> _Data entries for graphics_
☆ ☆ ☆ ☆ ☆ ☆ ☆

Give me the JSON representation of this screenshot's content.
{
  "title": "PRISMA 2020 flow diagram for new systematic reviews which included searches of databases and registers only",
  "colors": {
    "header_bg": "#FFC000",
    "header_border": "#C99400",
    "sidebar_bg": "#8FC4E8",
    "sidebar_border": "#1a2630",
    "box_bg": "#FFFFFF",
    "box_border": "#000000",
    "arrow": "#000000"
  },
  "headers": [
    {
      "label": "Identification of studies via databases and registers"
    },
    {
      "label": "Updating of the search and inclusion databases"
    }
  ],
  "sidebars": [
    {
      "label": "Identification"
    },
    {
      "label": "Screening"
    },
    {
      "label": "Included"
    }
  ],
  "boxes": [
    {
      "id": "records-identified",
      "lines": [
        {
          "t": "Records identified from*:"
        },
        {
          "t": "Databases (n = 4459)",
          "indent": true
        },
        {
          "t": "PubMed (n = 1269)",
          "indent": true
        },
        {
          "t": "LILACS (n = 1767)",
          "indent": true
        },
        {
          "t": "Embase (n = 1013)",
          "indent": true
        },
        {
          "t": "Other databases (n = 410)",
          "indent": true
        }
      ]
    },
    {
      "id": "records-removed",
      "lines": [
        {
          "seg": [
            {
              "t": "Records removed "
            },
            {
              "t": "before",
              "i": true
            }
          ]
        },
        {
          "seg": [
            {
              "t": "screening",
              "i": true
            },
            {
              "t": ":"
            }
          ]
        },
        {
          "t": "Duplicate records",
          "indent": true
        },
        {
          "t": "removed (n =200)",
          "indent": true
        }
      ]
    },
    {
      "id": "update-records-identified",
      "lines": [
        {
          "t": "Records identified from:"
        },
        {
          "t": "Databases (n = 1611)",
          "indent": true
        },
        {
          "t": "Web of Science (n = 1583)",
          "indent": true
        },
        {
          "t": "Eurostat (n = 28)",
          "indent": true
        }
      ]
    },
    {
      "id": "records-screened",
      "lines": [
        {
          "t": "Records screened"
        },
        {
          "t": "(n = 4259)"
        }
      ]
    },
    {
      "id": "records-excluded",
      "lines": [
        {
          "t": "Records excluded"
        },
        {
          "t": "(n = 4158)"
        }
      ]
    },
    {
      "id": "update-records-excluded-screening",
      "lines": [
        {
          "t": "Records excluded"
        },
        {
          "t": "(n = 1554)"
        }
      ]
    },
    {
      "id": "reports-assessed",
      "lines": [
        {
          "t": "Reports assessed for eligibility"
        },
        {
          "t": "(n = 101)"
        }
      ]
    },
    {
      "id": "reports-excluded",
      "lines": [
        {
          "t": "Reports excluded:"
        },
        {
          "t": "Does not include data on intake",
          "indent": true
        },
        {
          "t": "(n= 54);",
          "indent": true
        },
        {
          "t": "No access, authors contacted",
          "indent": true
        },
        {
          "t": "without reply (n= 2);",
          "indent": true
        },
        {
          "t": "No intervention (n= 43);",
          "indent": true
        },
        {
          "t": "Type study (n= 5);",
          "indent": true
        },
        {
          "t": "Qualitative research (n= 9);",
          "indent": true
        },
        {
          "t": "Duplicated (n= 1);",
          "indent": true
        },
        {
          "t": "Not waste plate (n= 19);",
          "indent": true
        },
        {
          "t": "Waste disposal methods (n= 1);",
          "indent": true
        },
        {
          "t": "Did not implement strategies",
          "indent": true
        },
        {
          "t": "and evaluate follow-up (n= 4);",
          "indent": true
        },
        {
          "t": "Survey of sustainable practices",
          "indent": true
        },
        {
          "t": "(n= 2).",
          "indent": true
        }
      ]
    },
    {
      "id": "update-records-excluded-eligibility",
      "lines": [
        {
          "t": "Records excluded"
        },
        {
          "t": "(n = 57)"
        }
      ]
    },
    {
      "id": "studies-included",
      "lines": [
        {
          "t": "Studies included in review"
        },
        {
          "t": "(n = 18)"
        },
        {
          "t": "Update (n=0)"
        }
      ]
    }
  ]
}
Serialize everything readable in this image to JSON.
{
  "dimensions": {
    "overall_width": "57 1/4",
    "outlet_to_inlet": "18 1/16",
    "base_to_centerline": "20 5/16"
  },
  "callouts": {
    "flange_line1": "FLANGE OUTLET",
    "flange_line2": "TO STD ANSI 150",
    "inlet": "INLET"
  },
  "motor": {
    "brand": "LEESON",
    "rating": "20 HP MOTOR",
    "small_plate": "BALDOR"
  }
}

☆ ☆ ☆ ☆ ☆ ☆ ☆

> _Job_
Copy out all lines that carry the word "assessed".

> _Answer to the exercise_
      "id": "reports-assessed",
          "t": "Reports assessed for eligibility"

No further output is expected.